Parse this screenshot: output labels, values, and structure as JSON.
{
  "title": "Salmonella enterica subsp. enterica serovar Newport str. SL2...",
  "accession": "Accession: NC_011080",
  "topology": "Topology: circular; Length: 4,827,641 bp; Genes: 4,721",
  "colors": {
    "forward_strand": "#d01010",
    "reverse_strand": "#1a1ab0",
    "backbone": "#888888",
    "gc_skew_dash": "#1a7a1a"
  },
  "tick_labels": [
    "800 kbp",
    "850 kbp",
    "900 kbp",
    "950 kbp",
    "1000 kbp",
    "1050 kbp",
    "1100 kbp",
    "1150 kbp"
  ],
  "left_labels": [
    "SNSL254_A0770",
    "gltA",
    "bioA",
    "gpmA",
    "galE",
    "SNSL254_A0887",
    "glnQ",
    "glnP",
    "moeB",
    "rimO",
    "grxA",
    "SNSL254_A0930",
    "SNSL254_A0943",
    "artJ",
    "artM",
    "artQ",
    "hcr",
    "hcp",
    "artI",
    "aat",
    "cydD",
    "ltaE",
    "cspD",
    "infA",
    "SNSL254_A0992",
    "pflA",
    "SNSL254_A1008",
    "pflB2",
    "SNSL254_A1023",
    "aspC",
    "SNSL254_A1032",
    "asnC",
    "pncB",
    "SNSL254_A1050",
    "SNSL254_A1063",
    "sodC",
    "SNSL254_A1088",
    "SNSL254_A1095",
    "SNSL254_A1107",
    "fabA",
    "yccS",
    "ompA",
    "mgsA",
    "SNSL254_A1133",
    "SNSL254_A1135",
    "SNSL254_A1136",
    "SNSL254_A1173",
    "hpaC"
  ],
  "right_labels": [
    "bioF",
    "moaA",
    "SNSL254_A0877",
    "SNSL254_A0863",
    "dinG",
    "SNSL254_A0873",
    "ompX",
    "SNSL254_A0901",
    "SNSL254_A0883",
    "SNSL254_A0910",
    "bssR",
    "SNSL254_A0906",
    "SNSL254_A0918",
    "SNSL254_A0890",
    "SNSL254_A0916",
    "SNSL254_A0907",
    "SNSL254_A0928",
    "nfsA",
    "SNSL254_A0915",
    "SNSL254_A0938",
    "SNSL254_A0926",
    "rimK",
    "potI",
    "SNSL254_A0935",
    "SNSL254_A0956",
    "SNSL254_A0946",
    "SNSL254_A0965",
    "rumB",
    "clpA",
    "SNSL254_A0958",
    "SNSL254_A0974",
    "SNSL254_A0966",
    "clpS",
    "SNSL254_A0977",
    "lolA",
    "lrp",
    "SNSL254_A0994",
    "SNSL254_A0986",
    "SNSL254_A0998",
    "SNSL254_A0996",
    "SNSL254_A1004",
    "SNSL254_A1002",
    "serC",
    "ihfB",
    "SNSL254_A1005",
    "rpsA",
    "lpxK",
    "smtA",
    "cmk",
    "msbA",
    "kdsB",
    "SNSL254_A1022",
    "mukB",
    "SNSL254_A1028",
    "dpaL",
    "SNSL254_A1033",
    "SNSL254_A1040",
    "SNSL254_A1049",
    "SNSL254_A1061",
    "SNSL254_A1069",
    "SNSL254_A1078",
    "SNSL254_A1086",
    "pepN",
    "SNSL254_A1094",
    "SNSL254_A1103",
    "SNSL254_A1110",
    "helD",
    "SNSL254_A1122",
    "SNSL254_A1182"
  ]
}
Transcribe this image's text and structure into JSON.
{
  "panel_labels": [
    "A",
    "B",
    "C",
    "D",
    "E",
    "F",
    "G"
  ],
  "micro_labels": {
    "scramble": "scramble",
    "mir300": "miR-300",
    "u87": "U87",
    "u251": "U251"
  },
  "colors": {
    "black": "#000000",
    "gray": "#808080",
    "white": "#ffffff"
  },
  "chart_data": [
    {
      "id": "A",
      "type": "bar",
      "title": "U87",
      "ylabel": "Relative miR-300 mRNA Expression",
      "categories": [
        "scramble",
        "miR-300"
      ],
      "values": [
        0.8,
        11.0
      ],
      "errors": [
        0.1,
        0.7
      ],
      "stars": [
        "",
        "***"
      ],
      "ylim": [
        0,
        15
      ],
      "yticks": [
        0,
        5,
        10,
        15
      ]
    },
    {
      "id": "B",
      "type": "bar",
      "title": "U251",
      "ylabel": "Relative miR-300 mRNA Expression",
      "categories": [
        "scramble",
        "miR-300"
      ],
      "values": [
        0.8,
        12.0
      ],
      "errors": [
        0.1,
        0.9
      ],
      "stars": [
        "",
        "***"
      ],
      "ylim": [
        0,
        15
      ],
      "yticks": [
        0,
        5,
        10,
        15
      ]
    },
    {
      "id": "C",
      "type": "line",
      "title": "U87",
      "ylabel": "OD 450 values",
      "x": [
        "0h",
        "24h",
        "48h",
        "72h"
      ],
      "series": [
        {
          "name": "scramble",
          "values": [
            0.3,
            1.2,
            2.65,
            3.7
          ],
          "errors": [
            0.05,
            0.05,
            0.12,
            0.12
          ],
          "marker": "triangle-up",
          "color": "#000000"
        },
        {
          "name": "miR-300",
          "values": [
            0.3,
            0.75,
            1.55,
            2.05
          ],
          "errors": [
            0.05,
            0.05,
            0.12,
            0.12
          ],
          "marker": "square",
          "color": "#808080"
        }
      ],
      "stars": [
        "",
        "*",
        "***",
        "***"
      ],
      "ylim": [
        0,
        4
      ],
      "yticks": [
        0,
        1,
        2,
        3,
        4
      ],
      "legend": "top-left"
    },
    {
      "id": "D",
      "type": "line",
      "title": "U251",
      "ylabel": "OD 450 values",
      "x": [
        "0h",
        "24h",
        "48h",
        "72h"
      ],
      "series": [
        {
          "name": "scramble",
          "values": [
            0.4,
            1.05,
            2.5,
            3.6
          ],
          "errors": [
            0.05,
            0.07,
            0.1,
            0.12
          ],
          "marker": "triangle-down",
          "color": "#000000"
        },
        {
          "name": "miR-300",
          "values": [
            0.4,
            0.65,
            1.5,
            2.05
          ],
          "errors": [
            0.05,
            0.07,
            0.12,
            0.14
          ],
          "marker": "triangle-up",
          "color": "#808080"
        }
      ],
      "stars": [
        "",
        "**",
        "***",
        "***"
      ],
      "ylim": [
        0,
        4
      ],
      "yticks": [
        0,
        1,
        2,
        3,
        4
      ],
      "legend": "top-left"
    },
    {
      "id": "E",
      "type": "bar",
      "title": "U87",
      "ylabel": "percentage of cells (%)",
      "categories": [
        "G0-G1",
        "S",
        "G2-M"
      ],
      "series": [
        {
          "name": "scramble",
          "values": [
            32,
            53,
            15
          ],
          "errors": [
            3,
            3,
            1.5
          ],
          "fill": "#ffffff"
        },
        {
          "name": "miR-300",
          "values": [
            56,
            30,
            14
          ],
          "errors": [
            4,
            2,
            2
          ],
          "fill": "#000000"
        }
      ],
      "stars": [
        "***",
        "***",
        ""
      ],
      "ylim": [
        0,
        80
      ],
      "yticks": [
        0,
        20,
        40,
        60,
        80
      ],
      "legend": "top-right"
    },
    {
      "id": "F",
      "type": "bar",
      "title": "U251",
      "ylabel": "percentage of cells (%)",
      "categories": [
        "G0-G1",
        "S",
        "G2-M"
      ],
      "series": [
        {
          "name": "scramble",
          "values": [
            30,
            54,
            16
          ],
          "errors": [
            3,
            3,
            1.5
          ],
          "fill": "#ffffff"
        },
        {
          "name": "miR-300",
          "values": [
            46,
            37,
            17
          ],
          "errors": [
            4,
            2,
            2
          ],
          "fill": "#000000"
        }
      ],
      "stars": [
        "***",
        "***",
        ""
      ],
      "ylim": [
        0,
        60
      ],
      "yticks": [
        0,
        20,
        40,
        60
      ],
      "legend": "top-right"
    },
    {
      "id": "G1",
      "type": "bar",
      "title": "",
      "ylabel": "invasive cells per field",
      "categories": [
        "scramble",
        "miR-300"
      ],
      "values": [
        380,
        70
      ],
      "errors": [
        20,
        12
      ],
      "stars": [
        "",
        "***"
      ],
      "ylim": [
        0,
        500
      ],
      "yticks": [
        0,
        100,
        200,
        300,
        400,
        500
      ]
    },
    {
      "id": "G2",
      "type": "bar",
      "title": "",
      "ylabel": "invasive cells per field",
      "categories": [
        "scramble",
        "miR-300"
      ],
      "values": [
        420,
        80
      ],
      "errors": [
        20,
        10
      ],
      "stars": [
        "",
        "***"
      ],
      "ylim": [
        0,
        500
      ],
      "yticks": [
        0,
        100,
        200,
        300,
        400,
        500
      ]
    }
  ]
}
----
## TASK REQUIREMENTS:
What is needed is each line of the entries that contains the word "marker".

## EXERCISE SOLUTION:
          "marker": "triangle-up",
          "marker": "square",
          "marker": "triangle-down",
          "marker": "triangle-up",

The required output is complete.